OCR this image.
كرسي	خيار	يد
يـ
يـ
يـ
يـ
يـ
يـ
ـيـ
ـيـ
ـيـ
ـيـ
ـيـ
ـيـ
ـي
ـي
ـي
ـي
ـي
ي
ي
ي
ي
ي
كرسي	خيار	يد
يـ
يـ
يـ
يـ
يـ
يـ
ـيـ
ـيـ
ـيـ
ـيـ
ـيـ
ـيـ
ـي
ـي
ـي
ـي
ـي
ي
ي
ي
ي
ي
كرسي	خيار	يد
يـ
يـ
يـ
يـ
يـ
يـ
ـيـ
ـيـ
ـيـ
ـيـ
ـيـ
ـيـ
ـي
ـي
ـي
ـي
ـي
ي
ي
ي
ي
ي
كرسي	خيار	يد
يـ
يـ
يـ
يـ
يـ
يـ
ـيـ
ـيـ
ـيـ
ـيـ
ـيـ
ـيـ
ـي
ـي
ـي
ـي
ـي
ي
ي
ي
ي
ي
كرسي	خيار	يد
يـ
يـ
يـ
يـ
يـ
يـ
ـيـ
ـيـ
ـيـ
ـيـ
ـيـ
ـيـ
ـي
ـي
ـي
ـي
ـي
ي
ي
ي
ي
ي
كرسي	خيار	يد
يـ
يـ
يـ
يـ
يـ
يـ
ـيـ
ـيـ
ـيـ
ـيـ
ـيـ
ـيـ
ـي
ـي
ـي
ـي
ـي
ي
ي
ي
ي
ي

YOUR OBJECTIVE — The data above must be returned in full, exactly as written.

REPLY TO THE TASK —
OCR this image.
كرسي	خيار	يد
يـ
يـ
يـ
يـ
يـ
يـ
ـيـ
ـيـ
ـيـ
ـيـ
ـيـ
ـيـ
ـي
ـي
ـي
ـي
ـي
ي
ي
ي
ي
ي
كرسي	خيار	يد
يـ
يـ
يـ
يـ
يـ
يـ
ـيـ
ـيـ
ـيـ
ـيـ
ـيـ
ـيـ
ـي
ـي
ـي
ـي
ـي
ي
ي
ي
ي
ي
كرسي	خيار	يد
يـ
يـ
يـ
يـ
يـ
يـ
ـيـ
ـيـ
ـيـ
ـيـ
ـيـ
ـيـ
ـي
ـي
ـي
ـي
ـي
ي
ي
ي
ي
ي
كرسي	خيار	يد
يـ
يـ
يـ
يـ
يـ
يـ
ـيـ
ـيـ
ـيـ
ـيـ
ـيـ
ـيـ
ـي
ـي
ـي
ـي
ـي
ي
ي
ي
ي
ي
كرسي	خيار	يد
يـ
يـ
يـ
يـ
يـ
يـ
ـيـ
ـيـ
ـيـ
ـيـ
ـيـ
ـيـ
ـي
ـي
ـي
ـي
ـي
ي
ي
ي
ي
ي
كرسي	خيار	يد
يـ
يـ
يـ
يـ
يـ
يـ
ـيـ
ـيـ
ـيـ
ـيـ
ـيـ
ـيـ
ـي
ـي
ـي
ـي
ـي
ي
ي
ي
ي
ي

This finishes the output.